Collected data:

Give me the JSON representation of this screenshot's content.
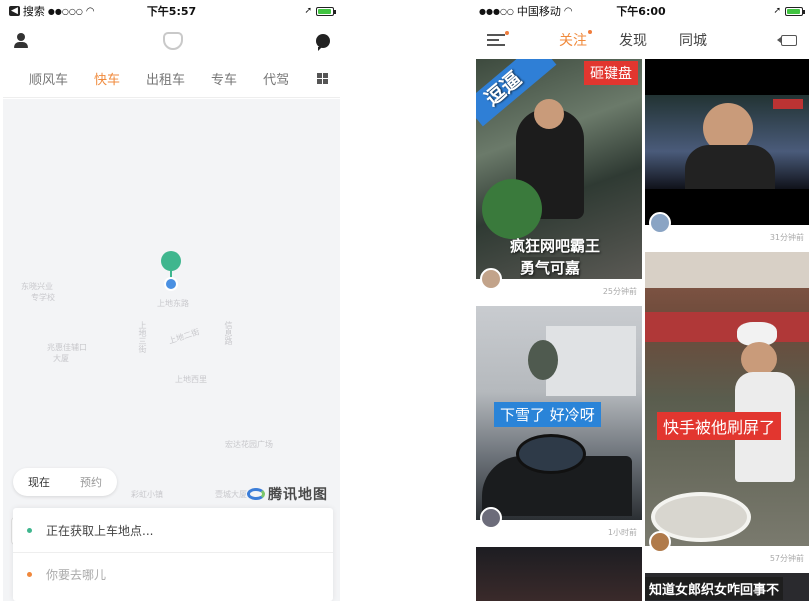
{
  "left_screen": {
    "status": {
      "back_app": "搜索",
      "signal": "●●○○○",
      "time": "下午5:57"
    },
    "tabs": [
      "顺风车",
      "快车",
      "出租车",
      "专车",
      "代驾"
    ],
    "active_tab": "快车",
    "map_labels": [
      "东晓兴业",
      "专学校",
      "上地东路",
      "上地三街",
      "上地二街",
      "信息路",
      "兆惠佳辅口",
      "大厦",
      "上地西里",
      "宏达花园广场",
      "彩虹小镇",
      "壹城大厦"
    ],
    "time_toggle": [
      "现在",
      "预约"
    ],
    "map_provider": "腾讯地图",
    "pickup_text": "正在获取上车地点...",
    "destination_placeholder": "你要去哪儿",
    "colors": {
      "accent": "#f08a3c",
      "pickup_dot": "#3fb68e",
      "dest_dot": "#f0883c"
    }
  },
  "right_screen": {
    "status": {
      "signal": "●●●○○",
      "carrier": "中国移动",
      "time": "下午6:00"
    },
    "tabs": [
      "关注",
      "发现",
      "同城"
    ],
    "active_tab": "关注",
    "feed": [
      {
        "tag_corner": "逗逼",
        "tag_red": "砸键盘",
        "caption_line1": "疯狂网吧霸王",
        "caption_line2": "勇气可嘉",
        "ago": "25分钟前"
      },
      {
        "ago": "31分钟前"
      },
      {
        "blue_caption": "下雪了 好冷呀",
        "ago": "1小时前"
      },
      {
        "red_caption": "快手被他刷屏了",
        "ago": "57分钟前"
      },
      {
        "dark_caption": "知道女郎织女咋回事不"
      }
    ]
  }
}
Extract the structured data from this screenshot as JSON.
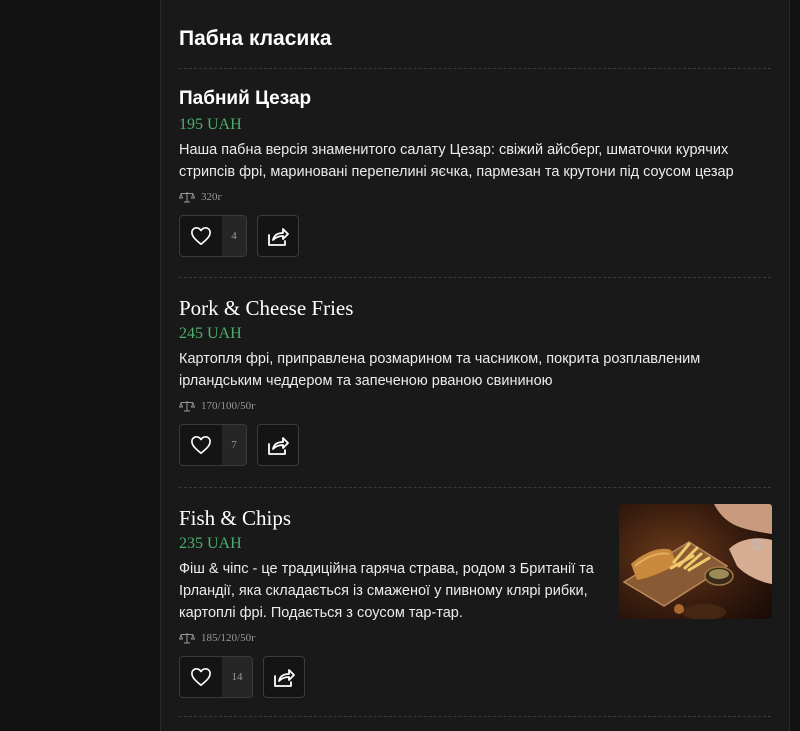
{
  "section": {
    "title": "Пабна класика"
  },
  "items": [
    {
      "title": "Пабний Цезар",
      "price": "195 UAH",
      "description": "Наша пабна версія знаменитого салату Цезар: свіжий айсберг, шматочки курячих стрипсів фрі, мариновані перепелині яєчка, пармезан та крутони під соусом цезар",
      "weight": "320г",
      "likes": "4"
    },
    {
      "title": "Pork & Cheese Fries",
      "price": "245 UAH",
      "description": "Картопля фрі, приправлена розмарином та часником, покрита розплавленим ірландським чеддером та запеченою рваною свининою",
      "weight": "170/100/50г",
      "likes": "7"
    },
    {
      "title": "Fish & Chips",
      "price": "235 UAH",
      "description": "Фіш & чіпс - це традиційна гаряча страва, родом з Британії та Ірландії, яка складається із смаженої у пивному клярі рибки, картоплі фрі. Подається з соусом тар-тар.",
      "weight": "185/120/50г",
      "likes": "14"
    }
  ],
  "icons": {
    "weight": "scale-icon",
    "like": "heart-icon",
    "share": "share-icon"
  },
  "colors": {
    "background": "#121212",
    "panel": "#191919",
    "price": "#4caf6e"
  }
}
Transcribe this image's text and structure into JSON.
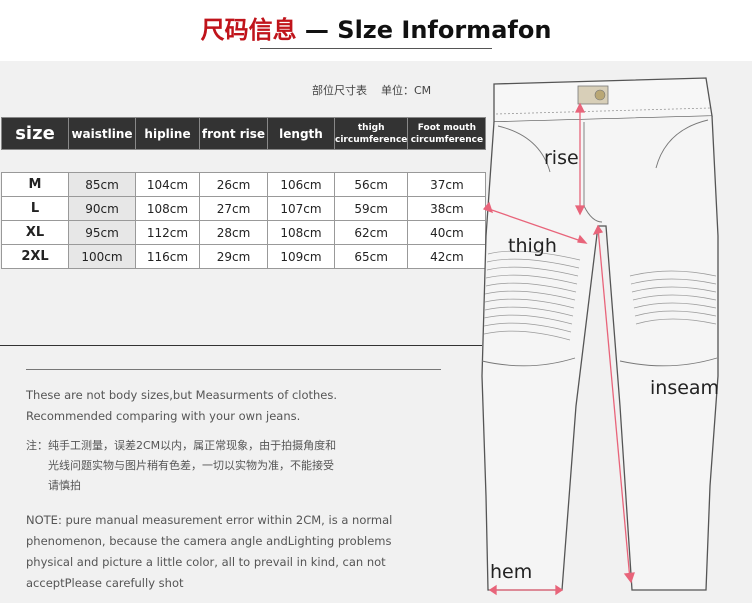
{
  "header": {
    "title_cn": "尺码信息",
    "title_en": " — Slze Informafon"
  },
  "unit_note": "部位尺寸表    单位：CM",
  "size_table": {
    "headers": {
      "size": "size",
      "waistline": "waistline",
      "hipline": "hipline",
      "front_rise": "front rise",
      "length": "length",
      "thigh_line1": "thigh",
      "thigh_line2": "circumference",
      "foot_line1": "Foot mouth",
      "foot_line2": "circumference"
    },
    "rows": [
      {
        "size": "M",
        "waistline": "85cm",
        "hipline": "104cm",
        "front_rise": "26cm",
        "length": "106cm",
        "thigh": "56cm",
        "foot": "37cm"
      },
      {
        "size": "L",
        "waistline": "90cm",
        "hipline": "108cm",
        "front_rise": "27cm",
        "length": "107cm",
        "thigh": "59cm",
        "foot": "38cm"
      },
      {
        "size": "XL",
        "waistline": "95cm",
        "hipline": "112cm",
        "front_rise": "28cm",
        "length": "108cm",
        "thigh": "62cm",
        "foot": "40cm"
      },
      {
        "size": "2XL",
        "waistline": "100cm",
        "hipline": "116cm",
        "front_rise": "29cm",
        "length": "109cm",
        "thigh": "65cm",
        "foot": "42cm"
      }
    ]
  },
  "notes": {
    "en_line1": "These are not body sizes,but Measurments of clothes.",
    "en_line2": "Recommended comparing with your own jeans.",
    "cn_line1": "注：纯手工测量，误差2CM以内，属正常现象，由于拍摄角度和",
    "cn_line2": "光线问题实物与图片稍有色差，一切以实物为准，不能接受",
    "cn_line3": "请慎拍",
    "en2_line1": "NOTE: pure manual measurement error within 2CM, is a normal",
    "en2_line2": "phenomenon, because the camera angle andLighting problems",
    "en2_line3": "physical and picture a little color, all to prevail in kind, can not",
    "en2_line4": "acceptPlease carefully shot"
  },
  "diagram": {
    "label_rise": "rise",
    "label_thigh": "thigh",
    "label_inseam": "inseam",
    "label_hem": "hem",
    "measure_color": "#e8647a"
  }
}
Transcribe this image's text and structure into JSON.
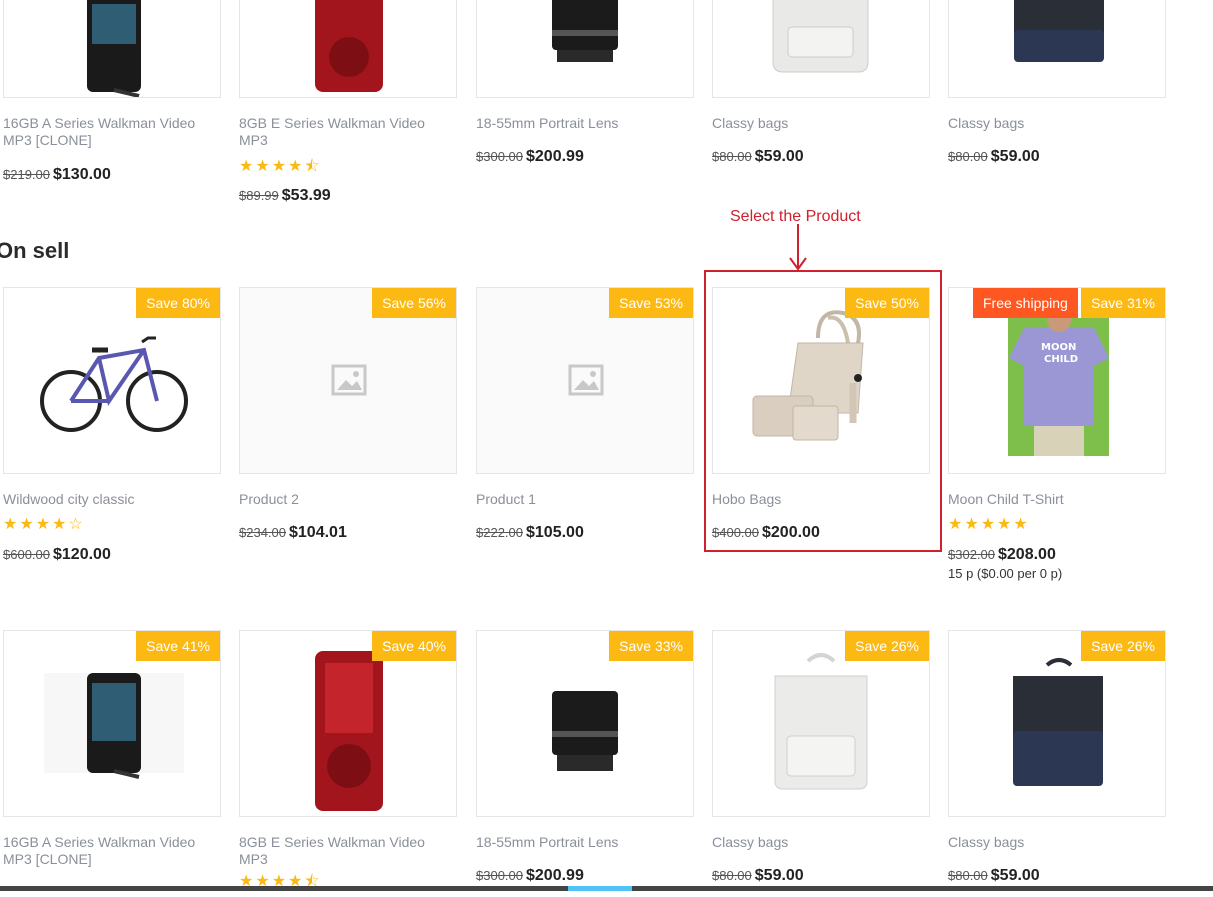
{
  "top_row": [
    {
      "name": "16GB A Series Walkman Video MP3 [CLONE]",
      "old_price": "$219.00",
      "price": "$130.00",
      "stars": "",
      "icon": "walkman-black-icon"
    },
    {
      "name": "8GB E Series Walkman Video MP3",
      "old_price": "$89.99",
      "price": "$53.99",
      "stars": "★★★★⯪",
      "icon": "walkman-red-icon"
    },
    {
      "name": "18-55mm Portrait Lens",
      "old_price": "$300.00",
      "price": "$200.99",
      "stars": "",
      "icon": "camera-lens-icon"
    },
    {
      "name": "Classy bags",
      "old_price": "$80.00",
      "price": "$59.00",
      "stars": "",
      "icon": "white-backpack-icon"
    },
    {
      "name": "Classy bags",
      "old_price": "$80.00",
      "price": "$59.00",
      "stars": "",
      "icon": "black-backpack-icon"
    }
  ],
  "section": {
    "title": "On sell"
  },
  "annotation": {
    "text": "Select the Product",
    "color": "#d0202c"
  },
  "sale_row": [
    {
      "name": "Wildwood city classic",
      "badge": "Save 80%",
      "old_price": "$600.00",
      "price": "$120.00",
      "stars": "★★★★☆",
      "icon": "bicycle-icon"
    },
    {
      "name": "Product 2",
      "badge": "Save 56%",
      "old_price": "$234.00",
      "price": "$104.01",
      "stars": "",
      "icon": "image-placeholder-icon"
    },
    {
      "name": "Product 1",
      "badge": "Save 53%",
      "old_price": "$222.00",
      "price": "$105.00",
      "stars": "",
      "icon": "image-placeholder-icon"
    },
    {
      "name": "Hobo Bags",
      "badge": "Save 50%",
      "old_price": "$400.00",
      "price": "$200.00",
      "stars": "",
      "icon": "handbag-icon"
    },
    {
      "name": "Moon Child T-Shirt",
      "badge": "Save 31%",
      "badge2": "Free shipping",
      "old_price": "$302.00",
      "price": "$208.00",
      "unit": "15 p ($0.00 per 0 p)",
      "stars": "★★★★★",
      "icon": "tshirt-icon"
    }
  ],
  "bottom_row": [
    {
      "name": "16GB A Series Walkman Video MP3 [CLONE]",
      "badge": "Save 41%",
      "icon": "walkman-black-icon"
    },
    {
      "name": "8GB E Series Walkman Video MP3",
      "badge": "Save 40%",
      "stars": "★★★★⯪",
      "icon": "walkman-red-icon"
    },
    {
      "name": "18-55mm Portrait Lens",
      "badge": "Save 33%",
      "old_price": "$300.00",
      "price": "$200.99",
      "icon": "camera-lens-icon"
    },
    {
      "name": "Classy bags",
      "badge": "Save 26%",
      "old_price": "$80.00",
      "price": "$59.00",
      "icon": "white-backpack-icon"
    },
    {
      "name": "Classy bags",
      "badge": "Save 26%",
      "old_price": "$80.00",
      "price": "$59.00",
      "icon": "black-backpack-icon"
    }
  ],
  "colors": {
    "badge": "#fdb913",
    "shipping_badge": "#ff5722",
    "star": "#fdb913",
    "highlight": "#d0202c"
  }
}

--

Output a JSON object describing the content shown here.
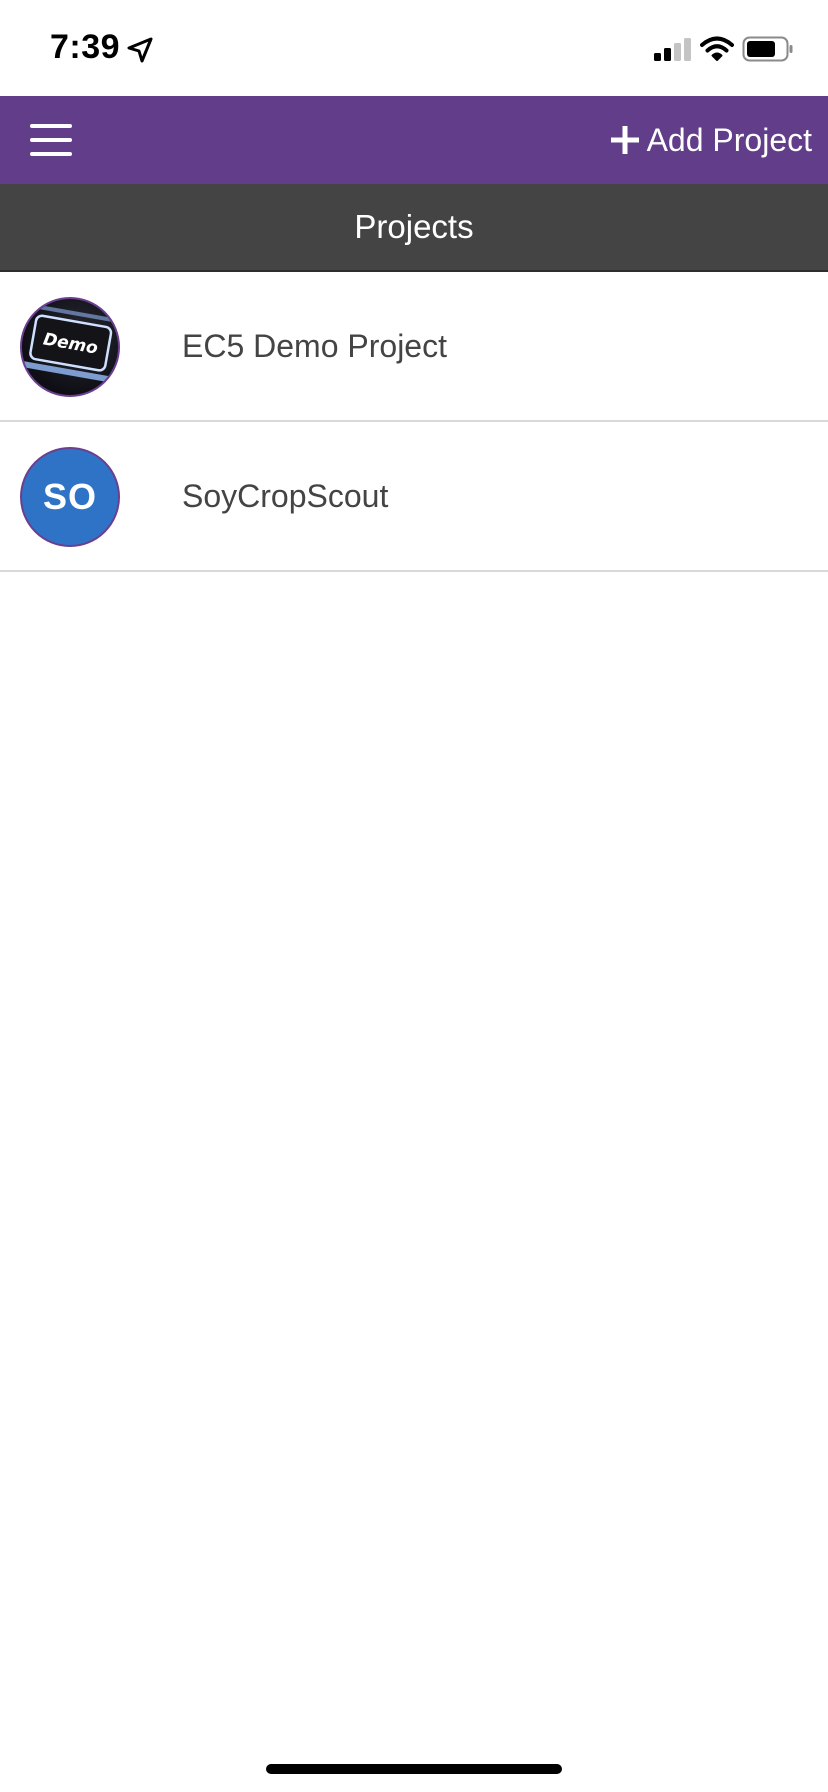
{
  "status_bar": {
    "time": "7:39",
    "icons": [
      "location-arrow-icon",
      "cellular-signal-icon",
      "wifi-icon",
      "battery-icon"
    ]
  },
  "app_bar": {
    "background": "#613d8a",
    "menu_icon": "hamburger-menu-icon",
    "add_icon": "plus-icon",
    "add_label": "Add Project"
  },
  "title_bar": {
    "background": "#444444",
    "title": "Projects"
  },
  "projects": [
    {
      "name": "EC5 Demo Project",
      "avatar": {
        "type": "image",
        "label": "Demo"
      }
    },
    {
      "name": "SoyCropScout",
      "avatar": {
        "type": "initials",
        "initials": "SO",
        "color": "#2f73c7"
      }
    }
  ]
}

---

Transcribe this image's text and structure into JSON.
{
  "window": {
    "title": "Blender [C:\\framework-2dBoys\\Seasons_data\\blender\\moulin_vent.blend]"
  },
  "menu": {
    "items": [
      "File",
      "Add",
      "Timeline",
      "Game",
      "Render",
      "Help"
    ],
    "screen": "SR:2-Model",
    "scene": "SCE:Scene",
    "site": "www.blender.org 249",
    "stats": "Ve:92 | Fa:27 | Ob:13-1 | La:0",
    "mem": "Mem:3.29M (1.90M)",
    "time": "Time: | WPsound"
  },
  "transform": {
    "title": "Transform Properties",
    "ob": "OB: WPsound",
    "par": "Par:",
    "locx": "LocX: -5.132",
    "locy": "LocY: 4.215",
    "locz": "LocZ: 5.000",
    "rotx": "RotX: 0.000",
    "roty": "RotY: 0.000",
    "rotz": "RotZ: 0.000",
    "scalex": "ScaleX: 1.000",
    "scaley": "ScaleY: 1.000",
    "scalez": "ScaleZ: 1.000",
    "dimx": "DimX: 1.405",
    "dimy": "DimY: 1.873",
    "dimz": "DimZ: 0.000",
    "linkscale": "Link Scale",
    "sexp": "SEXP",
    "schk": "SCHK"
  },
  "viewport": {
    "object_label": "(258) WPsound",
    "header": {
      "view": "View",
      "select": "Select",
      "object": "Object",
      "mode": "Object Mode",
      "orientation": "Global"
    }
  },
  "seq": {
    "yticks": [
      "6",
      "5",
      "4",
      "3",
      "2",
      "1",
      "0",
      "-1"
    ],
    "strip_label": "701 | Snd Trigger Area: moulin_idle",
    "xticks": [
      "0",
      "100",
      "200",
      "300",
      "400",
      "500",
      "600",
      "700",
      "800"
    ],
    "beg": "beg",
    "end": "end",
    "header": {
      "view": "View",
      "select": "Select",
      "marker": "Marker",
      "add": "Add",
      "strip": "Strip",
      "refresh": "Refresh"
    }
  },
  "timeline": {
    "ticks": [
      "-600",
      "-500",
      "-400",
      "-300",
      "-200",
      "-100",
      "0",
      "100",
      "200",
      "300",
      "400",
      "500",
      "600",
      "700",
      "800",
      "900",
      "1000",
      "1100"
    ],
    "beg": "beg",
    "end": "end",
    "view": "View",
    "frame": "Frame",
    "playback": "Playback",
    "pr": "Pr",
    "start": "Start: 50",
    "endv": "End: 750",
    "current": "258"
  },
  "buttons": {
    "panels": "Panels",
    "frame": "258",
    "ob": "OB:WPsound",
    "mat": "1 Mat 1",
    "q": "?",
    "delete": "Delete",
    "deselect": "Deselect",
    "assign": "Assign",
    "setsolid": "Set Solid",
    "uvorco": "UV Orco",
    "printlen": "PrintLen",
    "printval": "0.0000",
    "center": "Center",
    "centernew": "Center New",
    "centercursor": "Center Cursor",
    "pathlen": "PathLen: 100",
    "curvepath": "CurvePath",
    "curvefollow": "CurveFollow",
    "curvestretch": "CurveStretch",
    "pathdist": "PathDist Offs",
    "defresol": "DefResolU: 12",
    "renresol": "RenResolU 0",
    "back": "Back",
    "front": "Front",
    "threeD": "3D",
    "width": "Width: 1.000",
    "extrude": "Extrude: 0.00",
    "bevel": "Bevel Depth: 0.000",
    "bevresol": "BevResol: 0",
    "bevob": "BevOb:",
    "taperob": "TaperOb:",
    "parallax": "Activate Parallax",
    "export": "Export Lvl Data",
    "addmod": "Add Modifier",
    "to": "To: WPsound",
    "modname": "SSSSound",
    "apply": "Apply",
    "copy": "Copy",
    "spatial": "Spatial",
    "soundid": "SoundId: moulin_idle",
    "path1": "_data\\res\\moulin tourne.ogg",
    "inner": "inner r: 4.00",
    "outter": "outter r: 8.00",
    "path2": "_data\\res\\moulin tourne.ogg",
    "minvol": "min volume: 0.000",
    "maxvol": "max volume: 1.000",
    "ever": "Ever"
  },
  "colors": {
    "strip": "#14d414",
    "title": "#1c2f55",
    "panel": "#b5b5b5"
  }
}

Work instructions: Copy all lines from the data that hold the word "volume".

The answer:
    "minvol": "min volume: 0.000",
    "maxvol": "max volume: 1.000",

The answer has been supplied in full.